Stored data entries
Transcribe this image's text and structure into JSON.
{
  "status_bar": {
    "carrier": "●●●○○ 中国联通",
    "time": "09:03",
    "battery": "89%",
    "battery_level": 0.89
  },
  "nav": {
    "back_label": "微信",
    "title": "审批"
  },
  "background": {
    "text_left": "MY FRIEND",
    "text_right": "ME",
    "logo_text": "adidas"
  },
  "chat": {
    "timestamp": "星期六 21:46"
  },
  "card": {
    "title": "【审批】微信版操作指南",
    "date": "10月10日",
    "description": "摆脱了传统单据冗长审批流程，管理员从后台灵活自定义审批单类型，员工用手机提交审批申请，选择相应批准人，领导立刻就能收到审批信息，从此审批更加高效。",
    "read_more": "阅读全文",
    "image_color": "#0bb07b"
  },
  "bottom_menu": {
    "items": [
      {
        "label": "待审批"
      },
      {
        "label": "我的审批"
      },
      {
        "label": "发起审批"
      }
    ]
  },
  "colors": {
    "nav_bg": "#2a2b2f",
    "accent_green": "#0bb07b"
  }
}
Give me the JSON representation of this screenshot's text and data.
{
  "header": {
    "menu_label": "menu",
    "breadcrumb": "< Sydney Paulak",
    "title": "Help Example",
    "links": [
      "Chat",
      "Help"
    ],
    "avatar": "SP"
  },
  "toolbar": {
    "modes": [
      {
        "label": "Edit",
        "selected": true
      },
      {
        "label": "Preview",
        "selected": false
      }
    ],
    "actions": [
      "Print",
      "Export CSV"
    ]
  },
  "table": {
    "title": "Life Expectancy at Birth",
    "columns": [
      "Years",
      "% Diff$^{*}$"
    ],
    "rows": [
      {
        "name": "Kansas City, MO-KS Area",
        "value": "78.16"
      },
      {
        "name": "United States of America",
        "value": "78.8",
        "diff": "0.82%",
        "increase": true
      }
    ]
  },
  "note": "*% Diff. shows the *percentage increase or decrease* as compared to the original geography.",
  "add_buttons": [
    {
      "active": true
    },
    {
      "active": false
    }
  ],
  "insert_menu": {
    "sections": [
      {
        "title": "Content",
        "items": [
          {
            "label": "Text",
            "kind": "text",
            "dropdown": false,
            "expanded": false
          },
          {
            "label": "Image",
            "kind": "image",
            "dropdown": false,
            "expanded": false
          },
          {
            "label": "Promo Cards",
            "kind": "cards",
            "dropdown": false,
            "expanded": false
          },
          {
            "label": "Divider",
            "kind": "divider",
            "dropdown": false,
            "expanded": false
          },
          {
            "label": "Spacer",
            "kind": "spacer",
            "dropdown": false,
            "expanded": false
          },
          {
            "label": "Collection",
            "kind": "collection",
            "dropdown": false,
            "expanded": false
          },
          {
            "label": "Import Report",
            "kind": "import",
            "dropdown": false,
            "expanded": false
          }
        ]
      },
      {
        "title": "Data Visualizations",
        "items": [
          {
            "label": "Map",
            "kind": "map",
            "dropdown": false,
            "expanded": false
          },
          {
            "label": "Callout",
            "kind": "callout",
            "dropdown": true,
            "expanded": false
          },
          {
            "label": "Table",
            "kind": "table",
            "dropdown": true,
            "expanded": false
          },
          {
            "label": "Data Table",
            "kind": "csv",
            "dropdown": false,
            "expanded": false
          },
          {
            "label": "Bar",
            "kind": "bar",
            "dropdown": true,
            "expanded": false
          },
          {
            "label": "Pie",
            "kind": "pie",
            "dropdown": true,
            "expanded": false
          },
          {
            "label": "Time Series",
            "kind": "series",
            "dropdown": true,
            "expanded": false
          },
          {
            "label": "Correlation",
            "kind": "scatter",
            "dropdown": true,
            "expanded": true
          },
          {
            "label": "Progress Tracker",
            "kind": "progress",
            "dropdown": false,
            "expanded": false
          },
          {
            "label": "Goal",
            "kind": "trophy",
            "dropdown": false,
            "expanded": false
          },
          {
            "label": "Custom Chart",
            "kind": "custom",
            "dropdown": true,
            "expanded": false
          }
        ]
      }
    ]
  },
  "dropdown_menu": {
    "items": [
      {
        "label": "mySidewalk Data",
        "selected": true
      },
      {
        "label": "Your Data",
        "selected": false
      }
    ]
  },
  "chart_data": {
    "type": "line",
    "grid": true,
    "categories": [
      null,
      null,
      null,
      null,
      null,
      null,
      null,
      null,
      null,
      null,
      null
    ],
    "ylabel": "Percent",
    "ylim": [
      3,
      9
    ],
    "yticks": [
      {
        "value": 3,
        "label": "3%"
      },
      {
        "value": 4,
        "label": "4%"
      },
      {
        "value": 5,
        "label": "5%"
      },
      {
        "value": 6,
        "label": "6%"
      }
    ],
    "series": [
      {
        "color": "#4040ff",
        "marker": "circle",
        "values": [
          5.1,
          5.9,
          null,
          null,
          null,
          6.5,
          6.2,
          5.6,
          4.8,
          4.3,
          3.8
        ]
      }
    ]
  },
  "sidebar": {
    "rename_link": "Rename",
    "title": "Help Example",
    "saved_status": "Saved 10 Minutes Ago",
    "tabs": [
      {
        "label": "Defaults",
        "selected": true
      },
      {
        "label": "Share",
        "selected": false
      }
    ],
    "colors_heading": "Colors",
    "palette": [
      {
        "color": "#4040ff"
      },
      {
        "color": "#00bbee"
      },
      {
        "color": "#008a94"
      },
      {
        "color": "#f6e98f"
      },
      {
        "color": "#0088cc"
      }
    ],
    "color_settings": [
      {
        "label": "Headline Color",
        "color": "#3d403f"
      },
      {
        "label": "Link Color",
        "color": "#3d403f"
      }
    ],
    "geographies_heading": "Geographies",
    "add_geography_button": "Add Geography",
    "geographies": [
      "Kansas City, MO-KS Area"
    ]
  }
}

◆ **Given exercise**
Output each record precisely as given.

◆ **Answer for the task**
Transcribe this image's text and structure into JSON.
{
  "status_bar": {
    "carrier": "●●●○○ 中国联通",
    "time": "09:03",
    "battery": "89%",
    "battery_level": 0.89
  },
  "nav": {
    "back_label": "微信",
    "title": "审批"
  },
  "background": {
    "text_left": "MY FRIEND",
    "text_right": "ME",
    "logo_text": "adidas"
  },
  "chat": {
    "timestamp": "星期六 21:46"
  },
  "card": {
    "title": "【审批】微信版操作指南",
    "date": "10月10日",
    "description": "摆脱了传统单据冗长审批流程，管理员从后台灵活自定义审批单类型，员工用手机提交审批申请，选择相应批准人，领导立刻就能收到审批信息，从此审批更加高效。",
    "read_more": "阅读全文",
    "image_color": "#0bb07b"
  },
  "bottom_menu": {
    "items": [
      {
        "label": "待审批"
      },
      {
        "label": "我的审批"
      },
      {
        "label": "发起审批"
      }
    ]
  },
  "colors": {
    "nav_bg": "#2a2b2f",
    "accent_green": "#0bb07b"
  }
}
Give me the JSON representation of this screenshot's text and data.
{
  "header": {
    "menu_label": "menu",
    "breadcrumb": "< Sydney Paulak",
    "title": "Help Example",
    "links": [
      "Chat",
      "Help"
    ],
    "avatar": "SP"
  },
  "toolbar": {
    "modes": [
      {
        "label": "Edit",
        "selected": true
      },
      {
        "label": "Preview",
        "selected": false
      }
    ],
    "actions": [
      "Print",
      "Export CSV"
    ]
  },
  "table": {
    "title": "Life Expectancy at Birth",
    "columns": [
      "Years",
      "% Diff$^{*}$"
    ],
    "rows": [
      {
        "name": "Kansas City, MO-KS Area",
        "value": "78.16"
      },
      {
        "name": "United States of America",
        "value": "78.8",
        "diff": "0.82%",
        "increase": true
      }
    ]
  },
  "note": "*% Diff. shows the *percentage increase or decrease* as compared to the original geography.",
  "add_buttons": [
    {
      "active": true
    },
    {
      "active": false
    }
  ],
  "insert_menu": {
    "sections": [
      {
        "title": "Content",
        "items": [
          {
            "label": "Text",
            "kind": "text",
            "dropdown": false,
            "expanded": false
          },
          {
            "label": "Image",
            "kind": "image",
            "dropdown": false,
            "expanded": false
          },
          {
            "label": "Promo Cards",
            "kind": "cards",
            "dropdown": false,
            "expanded": false
          },
          {
            "label": "Divider",
            "kind": "divider",
            "dropdown": false,
            "expanded": false
          },
          {
            "label": "Spacer",
            "kind": "spacer",
            "dropdown": false,
            "expanded": false
          },
          {
            "label": "Collection",
            "kind": "collection",
            "dropdown": false,
            "expanded": false
          },
          {
            "label": "Import Report",
            "kind": "import",
            "dropdown": false,
            "expanded": false
          }
        ]
      },
      {
        "title": "Data Visualizations",
        "items": [
          {
            "label": "Map",
            "kind": "map",
            "dropdown": false,
            "expanded": false
          },
          {
            "label": "Callout",
            "kind": "callout",
            "dropdown": true,
            "expanded": false
          },
          {
            "label": "Table",
            "kind": "table",
            "dropdown": true,
            "expanded": false
          },
          {
            "label": "Data Table",
            "kind": "csv",
            "dropdown": false,
            "expanded": false
          },
          {
            "label": "Bar",
            "kind": "bar",
            "dropdown": true,
            "expanded": false
          },
          {
            "label": "Pie",
            "kind": "pie",
            "dropdown": true,
            "expanded": false
          },
          {
            "label": "Time Series",
            "kind": "series",
            "dropdown": true,
            "expanded": false
          },
          {
            "label": "Correlation",
            "kind": "scatter",
            "dropdown": true,
            "expanded": true
          },
          {
            "label": "Progress Tracker",
            "kind": "progress",
            "dropdown": false,
            "expanded": false
          },
          {
            "label": "Goal",
            "kind": "trophy",
            "dropdown": false,
            "expanded": false
          },
          {
            "label": "Custom Chart",
            "kind": "custom",
            "dropdown": true,
            "expanded": false
          }
        ]
      }
    ]
  },
  "dropdown_menu": {
    "items": [
      {
        "label": "mySidewalk Data",
        "selected": true
      },
      {
        "label": "Your Data",
        "selected": false
      }
    ]
  },
  "chart_data": {
    "type": "line",
    "grid": true,
    "categories": [
      null,
      null,
      null,
      null,
      null,
      null,
      null,
      null,
      null,
      null,
      null
    ],
    "ylabel": "Percent",
    "ylim": [
      3,
      9
    ],
    "yticks": [
      {
        "value": 3,
        "label": "3%"
      },
      {
        "value": 4,
        "label": "4%"
      },
      {
        "value": 5,
        "label": "5%"
      },
      {
        "value": 6,
        "label": "6%"
      }
    ],
    "series": [
      {
        "color": "#4040ff",
        "marker": "circle",
        "values": [
          5.1,
          5.9,
          null,
          null,
          null,
          6.5,
          6.2,
          5.6,
          4.8,
          4.3,
          3.8
        ]
      }
    ]
  },
  "sidebar": {
    "rename_link": "Rename",
    "title": "Help Example",
    "saved_status": "Saved 10 Minutes Ago",
    "tabs": [
      {
        "label": "Defaults",
        "selected": true
      },
      {
        "label": "Share",
        "selected": false
      }
    ],
    "colors_heading": "Colors",
    "palette": [
      {
        "color": "#4040ff"
      },
      {
        "color": "#00bbee"
      },
      {
        "color": "#008a94"
      },
      {
        "color": "#f6e98f"
      },
      {
        "color": "#0088cc"
      }
    ],
    "color_settings": [
      {
        "label": "Headline Color",
        "color": "#3d403f"
      },
      {
        "label": "Link Color",
        "color": "#3d403f"
      }
    ],
    "geographies_heading": "Geographies",
    "add_geography_button": "Add Geography",
    "geographies": [
      "Kansas City, MO-KS Area"
    ]
  }
}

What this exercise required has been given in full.